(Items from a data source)
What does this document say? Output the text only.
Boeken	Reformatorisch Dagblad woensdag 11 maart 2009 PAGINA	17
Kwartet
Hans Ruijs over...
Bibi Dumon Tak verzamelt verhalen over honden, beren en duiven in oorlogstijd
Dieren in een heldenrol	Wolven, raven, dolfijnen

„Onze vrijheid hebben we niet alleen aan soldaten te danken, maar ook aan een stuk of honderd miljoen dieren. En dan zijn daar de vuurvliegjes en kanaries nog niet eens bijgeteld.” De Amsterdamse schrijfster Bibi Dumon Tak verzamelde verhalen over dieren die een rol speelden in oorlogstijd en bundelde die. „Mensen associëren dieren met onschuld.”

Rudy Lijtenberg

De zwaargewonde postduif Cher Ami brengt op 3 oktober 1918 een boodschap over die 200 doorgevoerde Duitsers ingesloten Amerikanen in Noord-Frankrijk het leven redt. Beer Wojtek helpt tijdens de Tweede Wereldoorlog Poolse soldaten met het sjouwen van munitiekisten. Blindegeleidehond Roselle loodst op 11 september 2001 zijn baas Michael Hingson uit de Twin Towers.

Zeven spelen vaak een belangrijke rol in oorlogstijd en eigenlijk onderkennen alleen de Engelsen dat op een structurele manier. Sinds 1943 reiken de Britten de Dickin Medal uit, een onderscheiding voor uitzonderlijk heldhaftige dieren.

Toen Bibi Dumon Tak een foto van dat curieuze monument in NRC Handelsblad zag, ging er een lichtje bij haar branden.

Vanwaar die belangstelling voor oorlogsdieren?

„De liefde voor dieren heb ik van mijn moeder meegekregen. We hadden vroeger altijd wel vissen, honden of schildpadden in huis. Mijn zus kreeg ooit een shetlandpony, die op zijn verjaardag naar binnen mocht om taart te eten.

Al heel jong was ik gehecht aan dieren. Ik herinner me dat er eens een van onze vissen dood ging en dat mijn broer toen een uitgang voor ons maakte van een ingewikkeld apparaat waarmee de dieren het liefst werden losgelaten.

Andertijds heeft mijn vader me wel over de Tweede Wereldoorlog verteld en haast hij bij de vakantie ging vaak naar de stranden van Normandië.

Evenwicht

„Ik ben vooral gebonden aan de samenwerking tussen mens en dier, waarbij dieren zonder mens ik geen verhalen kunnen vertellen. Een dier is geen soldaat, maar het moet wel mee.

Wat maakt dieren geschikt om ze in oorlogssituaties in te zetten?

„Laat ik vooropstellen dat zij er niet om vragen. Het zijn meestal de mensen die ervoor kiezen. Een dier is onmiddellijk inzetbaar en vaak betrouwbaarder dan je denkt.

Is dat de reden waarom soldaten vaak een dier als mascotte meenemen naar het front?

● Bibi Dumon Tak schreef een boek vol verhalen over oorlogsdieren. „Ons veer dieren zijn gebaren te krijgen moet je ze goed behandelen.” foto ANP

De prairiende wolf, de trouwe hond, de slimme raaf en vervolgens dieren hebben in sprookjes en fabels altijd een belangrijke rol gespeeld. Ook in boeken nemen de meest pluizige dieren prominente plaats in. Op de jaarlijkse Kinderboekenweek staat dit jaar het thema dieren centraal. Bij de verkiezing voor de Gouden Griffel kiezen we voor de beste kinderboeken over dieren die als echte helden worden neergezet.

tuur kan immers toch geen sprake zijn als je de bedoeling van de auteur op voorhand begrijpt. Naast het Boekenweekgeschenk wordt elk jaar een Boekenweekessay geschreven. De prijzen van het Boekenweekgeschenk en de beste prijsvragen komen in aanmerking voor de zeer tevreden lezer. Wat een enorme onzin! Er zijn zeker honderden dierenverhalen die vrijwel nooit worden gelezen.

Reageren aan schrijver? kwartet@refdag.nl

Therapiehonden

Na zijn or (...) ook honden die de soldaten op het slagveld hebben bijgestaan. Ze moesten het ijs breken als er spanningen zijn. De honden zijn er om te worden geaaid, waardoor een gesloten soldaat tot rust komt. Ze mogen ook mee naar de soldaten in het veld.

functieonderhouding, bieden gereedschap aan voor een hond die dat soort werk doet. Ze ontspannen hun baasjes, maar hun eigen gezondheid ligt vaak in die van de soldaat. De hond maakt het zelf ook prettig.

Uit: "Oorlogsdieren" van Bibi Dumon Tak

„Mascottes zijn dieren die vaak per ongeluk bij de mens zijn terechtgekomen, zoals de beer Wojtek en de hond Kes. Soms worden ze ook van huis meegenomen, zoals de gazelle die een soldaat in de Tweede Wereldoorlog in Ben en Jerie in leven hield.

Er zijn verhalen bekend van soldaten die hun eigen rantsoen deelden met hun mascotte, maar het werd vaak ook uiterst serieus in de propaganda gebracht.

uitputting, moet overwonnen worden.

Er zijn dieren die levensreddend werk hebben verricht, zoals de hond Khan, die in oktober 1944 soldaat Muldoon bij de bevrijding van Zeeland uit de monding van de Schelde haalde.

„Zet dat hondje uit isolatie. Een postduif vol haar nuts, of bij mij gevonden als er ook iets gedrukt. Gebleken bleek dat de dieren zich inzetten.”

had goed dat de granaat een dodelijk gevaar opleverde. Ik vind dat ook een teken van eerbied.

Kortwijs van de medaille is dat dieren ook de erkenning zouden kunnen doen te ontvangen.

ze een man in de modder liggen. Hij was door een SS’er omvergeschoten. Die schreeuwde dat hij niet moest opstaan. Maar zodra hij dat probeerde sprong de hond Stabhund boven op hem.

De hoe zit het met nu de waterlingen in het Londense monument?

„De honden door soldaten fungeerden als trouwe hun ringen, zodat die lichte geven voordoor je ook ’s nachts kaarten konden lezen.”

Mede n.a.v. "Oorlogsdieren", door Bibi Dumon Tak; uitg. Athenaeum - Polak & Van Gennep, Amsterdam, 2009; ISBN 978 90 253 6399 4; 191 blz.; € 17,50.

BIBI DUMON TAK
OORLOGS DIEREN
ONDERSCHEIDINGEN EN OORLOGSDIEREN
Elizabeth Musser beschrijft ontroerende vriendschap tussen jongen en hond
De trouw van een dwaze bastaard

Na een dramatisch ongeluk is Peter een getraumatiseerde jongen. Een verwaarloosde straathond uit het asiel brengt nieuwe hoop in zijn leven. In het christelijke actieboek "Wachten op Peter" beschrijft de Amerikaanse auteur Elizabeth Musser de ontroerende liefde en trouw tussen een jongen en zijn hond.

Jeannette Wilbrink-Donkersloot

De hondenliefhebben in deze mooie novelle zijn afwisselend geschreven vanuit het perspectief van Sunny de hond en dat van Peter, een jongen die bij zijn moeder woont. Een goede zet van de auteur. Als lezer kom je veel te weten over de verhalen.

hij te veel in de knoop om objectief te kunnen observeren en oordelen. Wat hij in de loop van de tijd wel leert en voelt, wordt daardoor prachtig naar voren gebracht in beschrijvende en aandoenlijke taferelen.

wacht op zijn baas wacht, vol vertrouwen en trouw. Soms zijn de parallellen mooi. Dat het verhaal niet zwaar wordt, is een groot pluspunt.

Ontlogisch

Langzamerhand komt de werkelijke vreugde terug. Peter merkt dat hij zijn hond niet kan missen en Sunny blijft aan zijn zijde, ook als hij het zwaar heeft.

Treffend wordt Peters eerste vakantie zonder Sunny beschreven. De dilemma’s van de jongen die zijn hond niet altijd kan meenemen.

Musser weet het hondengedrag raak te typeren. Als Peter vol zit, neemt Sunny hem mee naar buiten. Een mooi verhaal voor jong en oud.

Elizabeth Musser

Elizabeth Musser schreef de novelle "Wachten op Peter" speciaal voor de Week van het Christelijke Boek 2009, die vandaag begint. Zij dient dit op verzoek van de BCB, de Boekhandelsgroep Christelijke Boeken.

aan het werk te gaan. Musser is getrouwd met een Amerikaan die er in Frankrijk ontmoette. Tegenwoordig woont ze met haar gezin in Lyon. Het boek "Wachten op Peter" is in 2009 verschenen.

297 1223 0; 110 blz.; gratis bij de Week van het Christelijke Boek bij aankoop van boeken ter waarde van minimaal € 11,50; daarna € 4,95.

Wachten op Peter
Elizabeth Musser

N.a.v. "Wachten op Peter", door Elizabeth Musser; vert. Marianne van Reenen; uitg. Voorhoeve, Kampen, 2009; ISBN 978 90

--

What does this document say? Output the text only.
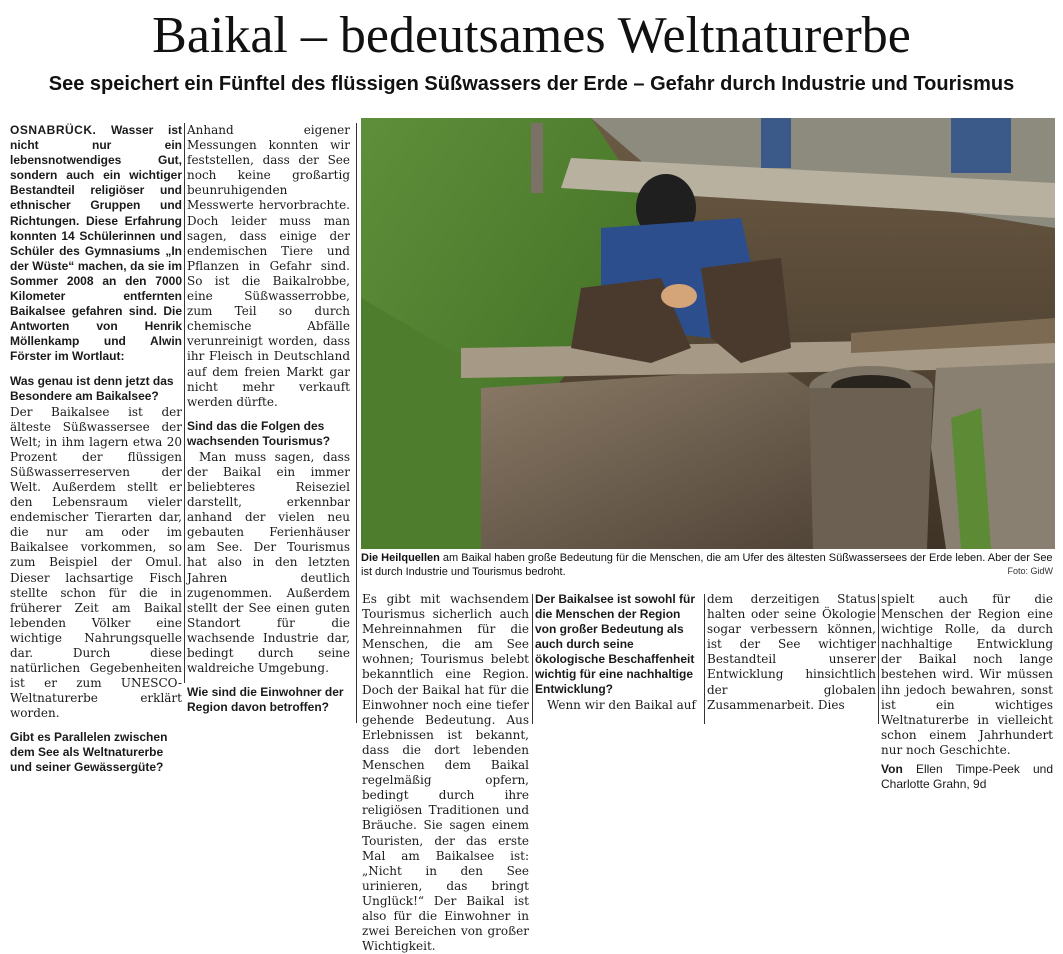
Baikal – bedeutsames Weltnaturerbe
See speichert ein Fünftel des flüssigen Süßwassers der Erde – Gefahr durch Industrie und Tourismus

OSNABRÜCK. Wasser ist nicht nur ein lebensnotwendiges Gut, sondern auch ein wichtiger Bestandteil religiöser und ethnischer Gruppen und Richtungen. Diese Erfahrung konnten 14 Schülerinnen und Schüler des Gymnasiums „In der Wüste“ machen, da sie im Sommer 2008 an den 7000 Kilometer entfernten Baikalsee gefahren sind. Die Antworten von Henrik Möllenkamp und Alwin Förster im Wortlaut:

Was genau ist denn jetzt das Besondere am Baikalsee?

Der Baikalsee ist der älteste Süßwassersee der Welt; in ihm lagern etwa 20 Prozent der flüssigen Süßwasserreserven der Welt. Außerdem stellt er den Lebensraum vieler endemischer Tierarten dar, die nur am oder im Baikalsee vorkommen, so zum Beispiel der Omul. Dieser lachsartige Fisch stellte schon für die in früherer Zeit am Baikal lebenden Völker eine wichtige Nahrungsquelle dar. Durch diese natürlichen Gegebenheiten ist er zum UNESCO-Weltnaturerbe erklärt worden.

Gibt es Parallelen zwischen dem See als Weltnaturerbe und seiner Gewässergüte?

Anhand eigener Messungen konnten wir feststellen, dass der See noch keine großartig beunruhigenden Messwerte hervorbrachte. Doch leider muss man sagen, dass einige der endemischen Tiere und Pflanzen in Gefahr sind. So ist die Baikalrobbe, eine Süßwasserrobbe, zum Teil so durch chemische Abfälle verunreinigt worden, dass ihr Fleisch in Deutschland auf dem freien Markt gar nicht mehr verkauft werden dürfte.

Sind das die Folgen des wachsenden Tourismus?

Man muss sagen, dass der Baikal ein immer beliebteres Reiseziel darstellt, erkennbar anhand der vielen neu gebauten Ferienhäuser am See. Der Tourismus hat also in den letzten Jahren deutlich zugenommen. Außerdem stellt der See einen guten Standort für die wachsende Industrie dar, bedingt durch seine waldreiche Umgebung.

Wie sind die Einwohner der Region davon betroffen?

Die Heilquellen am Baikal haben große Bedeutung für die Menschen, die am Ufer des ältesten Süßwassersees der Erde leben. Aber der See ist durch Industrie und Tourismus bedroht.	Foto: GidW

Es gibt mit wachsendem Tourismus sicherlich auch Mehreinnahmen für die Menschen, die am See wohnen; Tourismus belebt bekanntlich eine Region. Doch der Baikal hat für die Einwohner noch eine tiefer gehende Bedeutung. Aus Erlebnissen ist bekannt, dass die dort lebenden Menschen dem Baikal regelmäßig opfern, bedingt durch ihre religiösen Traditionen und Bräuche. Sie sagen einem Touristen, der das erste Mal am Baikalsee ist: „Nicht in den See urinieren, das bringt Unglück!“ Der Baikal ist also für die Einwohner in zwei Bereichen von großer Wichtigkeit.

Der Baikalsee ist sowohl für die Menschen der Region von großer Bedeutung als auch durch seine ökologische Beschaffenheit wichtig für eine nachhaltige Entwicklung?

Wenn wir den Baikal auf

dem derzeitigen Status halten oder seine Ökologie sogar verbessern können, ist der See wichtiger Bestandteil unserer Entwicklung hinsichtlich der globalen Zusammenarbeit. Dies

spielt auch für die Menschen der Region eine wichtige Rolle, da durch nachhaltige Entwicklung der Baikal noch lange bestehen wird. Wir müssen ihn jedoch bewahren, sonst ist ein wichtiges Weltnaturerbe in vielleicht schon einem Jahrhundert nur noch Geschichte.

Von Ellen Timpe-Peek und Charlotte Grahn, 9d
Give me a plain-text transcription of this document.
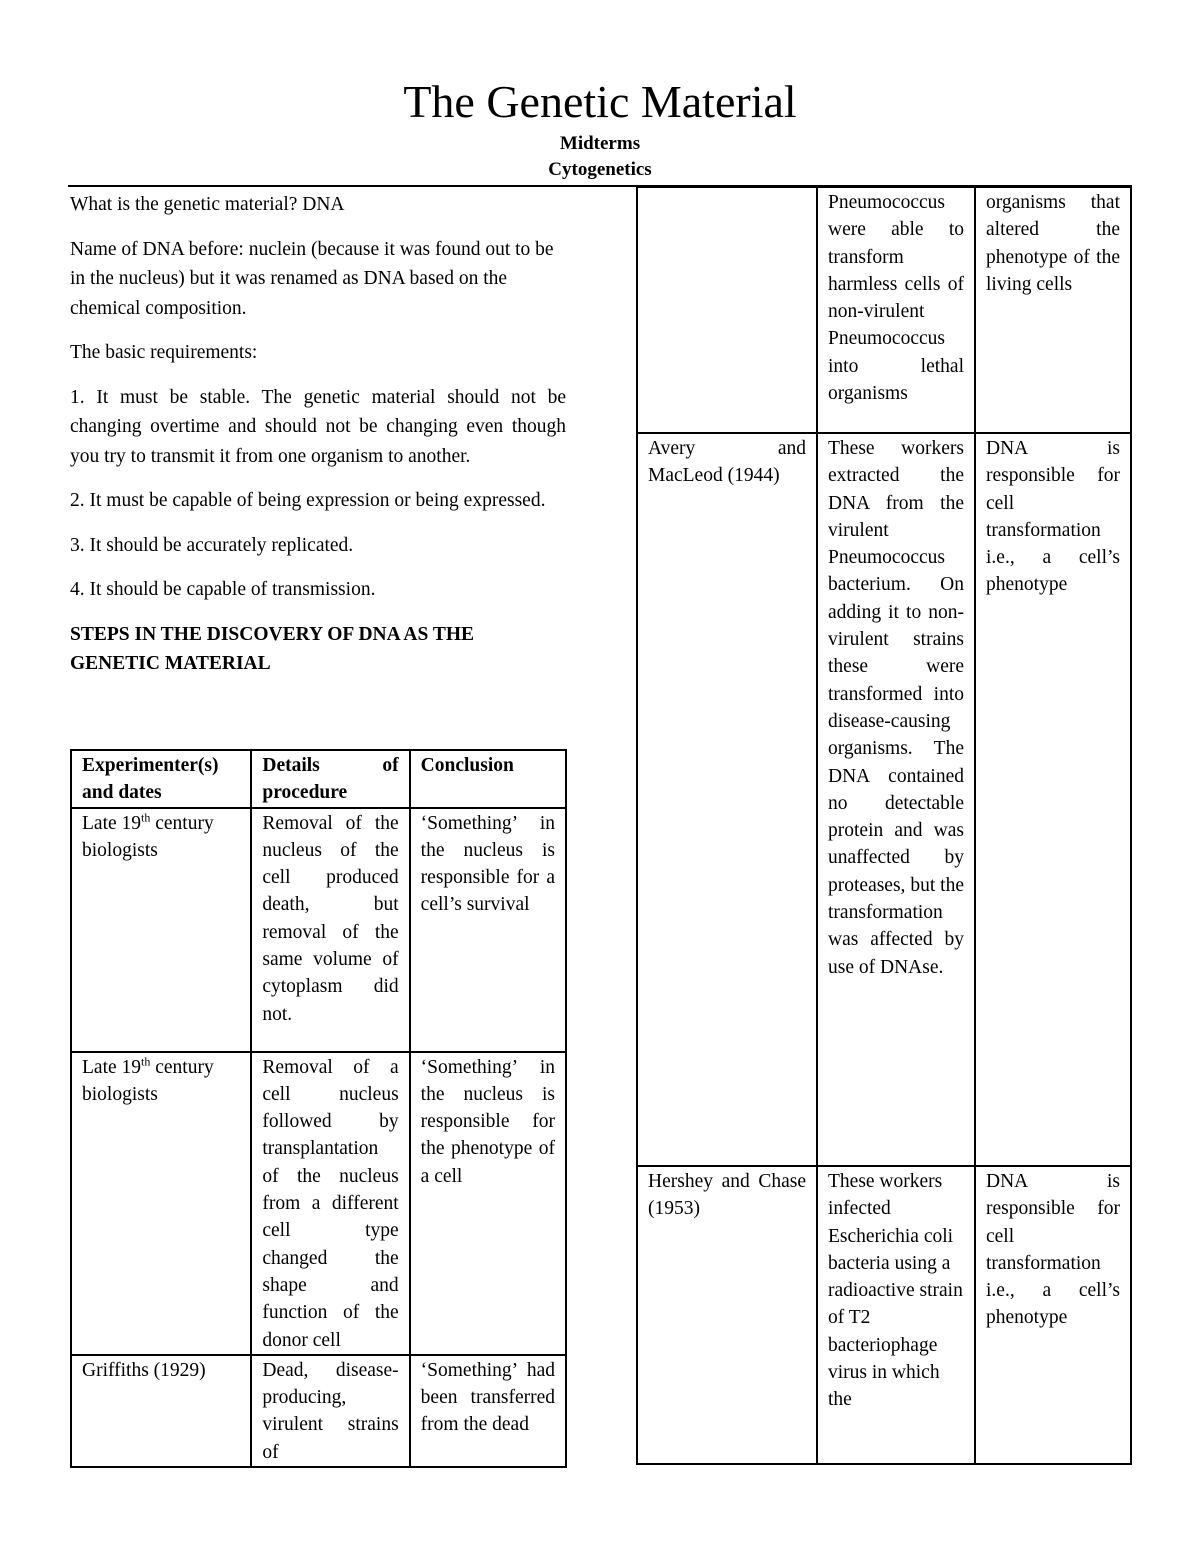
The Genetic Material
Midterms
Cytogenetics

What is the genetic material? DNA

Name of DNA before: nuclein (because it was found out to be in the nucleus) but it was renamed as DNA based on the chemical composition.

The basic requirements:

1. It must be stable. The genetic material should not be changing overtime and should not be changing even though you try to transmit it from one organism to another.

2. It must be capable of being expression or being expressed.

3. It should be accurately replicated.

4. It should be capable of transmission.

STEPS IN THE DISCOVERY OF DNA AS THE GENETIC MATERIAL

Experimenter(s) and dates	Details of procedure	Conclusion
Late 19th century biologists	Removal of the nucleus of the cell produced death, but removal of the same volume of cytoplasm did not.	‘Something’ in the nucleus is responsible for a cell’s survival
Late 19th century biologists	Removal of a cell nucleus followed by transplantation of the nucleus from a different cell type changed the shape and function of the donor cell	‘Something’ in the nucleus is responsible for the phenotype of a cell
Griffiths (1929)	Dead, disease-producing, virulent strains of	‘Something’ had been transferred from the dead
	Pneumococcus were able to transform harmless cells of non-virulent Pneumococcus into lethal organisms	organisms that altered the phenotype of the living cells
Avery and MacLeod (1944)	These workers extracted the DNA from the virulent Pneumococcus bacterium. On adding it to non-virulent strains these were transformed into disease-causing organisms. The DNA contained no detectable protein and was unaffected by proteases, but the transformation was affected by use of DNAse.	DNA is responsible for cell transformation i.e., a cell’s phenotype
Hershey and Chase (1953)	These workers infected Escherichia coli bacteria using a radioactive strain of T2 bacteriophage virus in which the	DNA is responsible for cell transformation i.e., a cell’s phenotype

◆ WHAT THE EXERCISE ASKS ◆
The answer must be one number, the count of lines above that hold the word "capable".

◆ SOLUTION TO THIS EXERCISE ◆
2